§ **Stated exercise**
Look for "Green" in each line of the entries, and return the matching lines.

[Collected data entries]
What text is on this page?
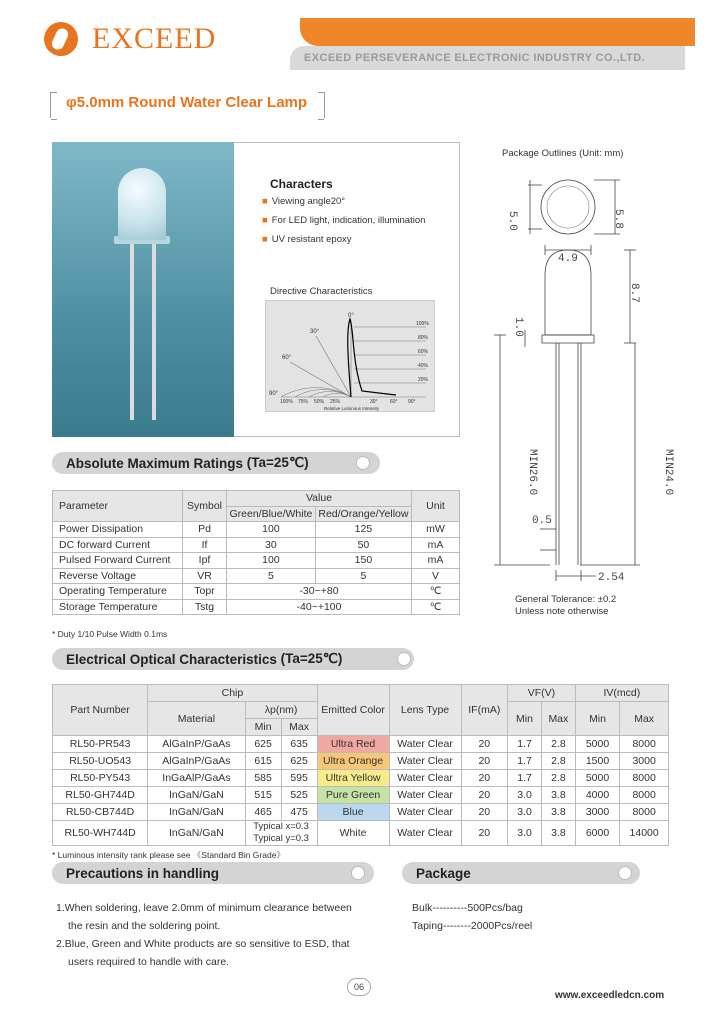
EXCEED
EXCEED PERSEVERANCE ELECTRONIC INDUSTRY CO.,LTD.
φ5.0mm Round Water Clear Lamp
Characters
■ Viewing angle20°
■ For LED light, indication, illumination
■ UV resistant epoxy
Directive Characteristics
0°
30°
60°
90°
100%
80%
60%
40%
20%
100% 75% 50% 25%	30° 60° 90°
Relative Luminous Intensity
Package Outlines (Unit: mm)
5.0	5.8
4.9
8.7
1.0
MIN26.0	MIN24.0
0.5
2.54
General Tolerance: ±0.2
Unless note otherwise
Absolute Maximum Ratings
(Ta=25℃)
Parameter	Symbol	Value		Unit
		Green/Blue/White	Red/Orange/Yellow	
Power Dissipation	Pd	100	125	mW
DC forward Current	If	30	50	mA
Pulsed Forward Current	Ipf	100	150	mA
Reverse Voltage	VR	5	5	V
Operating Temperature	Topr	-30~+80		℃
Storage Temperature	Tstg	-40~+100		℃
* Duty 1/10 Pulse Width 0.1ms
Electrical Optical Characteristics
(Ta=25℃)
Part Number	Chip			Emitted Color	Lens Type	IF(mA)	VF(V)		IV(mcd)	
	Material	λp(nm)					Min	Max	Min	Max
		Min	Max							
RL50-PR543	AlGaInP/GaAs	625	635	Ultra Red	Water Clear	20	1.7	2.8	5000	8000
RL50-UO543	AlGaInP/GaAs	615	625	Ultra Orange	Water Clear	20	1.7	2.8	1500	3000
RL50-PY543	InGaAlP/GaAs	585	595	Ultra Yellow	Water Clear	20	1.7	2.8	5000	8000
RL50-GH744D	InGaN/GaN	515	525	Pure Green	Water Clear	20	3.0	3.8	4000	8000
RL50-CB744D	InGaN/GaN	465	475	Blue	Water Clear	20	3.0	3.8	3000	8000
RL50-WH744D	InGaN/GaN	Typical x=0.3
Typical y=0.3		White	Water Clear	20	3.0	3.8	6000	14000
* Luminous intensity rank please see 《Standard Bin Grade》
Precautions in handling	Package
1.When soldering, leave 2.0mm of minimum clearance between
the resin and the soldering point.
2.Blue, Green and White products are so sensitive to ESD, that
users required to handle with care.
Bulk----------500Pcs/bag
Taping--------2000Pcs/reel
06
www.exceedledcn.com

§ **Finished task**
		Green/Blue/White	Red/Orange/Yellow	
RL50-GH744D	InGaN/GaN	515	525	Pure Green	Water Clear	20	3.0	3.8	4000	8000
2.Blue, Green and White products are so sensitive to ESD, that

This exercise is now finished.